REQUIREMENT
Keep only those lines of the records that include the string "Width".

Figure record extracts
--- BEGIN ---

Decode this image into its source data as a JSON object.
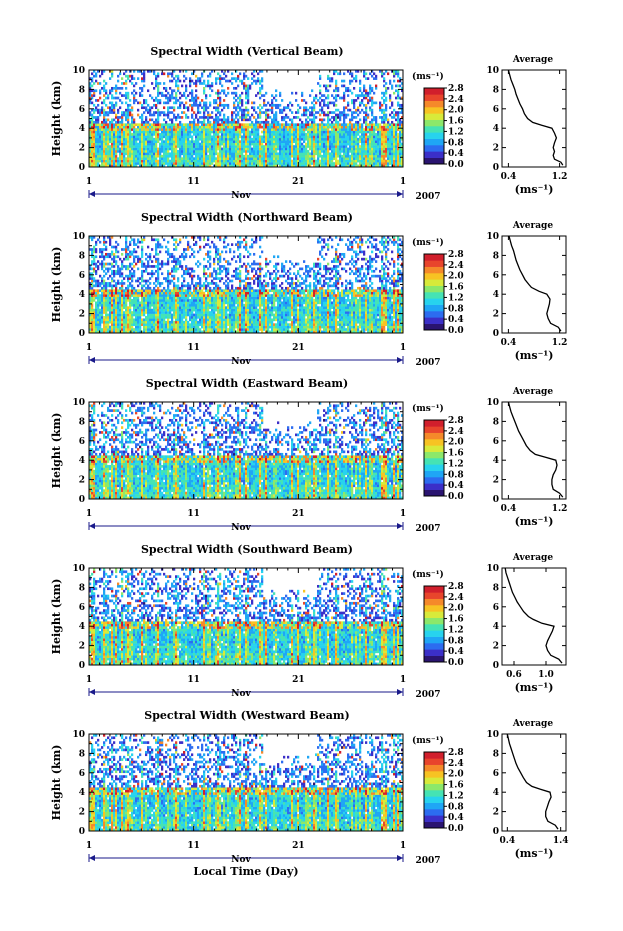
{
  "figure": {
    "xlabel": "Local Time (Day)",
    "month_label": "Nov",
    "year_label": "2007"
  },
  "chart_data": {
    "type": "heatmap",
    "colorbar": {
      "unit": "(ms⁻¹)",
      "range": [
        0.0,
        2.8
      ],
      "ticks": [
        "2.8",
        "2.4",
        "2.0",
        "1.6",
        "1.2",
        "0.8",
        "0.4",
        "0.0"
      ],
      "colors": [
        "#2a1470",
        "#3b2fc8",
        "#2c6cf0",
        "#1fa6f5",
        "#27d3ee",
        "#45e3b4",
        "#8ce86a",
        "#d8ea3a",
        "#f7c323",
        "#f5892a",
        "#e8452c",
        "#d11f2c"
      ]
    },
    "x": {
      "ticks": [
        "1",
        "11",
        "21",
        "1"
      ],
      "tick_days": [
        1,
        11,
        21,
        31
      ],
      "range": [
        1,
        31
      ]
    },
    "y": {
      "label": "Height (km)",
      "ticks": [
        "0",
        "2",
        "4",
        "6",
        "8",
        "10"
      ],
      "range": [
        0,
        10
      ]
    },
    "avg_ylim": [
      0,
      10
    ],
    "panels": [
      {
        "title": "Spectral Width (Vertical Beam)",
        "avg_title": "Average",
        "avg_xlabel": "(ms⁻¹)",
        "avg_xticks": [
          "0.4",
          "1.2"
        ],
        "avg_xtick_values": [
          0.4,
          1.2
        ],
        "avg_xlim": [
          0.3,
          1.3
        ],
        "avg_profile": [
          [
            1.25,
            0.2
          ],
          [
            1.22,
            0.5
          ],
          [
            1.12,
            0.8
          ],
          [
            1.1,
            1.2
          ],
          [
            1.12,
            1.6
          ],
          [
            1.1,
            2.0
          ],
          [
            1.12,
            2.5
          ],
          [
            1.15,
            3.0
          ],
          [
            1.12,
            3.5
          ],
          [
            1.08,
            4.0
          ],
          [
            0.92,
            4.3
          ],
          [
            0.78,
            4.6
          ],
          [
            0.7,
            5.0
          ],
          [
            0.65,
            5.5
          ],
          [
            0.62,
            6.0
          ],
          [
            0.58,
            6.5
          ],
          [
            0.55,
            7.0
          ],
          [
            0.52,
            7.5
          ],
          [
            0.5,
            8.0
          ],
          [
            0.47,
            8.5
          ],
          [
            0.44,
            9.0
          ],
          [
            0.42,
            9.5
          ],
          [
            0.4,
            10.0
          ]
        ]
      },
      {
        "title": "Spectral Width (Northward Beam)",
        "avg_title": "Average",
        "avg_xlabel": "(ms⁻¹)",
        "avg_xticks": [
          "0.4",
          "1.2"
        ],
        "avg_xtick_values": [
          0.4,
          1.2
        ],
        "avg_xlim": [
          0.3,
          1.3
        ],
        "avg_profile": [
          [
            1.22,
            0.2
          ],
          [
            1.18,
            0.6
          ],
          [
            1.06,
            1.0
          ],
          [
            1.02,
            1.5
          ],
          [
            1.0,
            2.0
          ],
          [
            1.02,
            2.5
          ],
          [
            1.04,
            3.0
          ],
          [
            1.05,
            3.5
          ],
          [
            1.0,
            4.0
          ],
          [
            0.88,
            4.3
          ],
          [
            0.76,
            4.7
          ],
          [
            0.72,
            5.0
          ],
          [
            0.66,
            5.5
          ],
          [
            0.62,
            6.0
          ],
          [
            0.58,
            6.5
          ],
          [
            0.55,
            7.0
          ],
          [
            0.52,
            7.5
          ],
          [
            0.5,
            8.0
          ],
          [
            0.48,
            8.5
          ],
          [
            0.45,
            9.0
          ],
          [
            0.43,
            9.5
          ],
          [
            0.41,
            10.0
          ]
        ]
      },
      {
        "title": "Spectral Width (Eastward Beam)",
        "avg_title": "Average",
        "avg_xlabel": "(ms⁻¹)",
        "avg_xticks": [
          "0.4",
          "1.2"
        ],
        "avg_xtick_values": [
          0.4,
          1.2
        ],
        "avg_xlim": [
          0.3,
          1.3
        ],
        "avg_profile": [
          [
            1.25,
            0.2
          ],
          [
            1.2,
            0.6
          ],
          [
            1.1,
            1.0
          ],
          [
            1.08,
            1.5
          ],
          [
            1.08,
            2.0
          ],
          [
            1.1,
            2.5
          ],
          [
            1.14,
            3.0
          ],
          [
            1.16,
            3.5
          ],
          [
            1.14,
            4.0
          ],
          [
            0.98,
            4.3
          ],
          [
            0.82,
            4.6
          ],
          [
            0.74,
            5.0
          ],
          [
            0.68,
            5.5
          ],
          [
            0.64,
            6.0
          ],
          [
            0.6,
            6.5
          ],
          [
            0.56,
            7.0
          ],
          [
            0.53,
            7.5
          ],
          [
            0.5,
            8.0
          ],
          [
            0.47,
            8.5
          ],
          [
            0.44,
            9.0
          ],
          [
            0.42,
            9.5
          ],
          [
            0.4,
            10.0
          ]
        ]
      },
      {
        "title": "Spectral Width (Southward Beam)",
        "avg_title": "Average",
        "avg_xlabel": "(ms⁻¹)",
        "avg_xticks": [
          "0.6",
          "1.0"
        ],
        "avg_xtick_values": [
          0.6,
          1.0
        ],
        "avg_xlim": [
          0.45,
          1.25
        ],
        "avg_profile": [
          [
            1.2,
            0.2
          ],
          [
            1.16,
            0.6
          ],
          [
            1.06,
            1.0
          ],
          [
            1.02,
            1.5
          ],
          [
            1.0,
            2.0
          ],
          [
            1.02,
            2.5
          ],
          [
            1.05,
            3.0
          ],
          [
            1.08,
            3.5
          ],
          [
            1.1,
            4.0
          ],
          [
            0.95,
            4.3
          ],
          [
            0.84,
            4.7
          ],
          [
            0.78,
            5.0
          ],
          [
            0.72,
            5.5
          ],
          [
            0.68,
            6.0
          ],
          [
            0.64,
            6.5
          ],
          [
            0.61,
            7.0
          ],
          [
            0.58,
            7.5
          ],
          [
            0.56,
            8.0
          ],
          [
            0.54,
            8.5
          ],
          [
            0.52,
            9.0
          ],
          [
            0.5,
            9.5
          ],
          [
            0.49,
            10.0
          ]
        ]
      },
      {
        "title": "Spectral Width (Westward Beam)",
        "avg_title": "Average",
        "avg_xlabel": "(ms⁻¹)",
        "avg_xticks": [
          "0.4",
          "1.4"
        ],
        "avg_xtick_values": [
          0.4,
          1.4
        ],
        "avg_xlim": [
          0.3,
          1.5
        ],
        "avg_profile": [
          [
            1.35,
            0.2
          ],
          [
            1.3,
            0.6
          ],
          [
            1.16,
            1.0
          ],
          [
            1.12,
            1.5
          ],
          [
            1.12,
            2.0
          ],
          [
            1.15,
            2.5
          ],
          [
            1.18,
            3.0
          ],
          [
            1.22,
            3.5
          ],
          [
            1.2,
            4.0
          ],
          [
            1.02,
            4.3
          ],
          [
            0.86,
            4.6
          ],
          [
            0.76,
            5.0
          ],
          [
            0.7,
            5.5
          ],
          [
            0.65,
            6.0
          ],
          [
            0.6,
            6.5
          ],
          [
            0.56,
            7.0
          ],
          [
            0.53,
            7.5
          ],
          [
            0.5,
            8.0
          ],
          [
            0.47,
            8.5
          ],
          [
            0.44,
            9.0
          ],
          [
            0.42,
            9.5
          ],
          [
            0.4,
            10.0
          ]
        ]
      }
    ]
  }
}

--- END ---

WORKED SOLUTION
        "title": "Spectral Width (Vertical Beam)",
        "title": "Spectral Width (Northward Beam)",
        "title": "Spectral Width (Eastward Beam)",
        "title": "Spectral Width (Southward Beam)",
        "title": "Spectral Width (Westward Beam)",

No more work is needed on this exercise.